[START Data extract]

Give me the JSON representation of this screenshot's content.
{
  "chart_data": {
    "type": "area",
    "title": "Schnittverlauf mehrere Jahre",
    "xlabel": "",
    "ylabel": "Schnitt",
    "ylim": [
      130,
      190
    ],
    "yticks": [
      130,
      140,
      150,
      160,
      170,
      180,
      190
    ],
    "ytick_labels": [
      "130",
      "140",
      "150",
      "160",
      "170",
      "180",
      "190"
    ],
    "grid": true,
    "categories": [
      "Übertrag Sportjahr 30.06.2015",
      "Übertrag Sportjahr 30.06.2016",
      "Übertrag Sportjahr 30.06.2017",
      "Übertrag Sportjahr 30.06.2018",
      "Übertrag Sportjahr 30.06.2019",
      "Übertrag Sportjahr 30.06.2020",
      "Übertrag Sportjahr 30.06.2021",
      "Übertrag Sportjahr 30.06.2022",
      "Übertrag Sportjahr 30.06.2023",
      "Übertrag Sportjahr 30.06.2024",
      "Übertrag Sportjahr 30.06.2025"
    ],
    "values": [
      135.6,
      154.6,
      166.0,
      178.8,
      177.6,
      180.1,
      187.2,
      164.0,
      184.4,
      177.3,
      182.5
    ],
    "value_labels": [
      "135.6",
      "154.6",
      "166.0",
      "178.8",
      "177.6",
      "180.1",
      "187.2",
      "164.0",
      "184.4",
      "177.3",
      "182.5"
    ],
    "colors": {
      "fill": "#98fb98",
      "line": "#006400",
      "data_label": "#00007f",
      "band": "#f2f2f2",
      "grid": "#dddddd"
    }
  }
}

[END Data extract]

Exercise prompt » Using the listing above, locate the lines that hold "Übertrag" and copy each one.

Solution to this task »
      "Übertrag Sportjahr 30.06.2015",
      "Übertrag Sportjahr 30.06.2016",
      "Übertrag Sportjahr 30.06.2017",
      "Übertrag Sportjahr 30.06.2018",
      "Übertrag Sportjahr 30.06.2019",
      "Übertrag Sportjahr 30.06.2020",
      "Übertrag Sportjahr 30.06.2021",
      "Übertrag Sportjahr 30.06.2022",
      "Übertrag Sportjahr 30.06.2023",
      "Übertrag Sportjahr 30.06.2024",
      "Übertrag Sportjahr 30.06.2025"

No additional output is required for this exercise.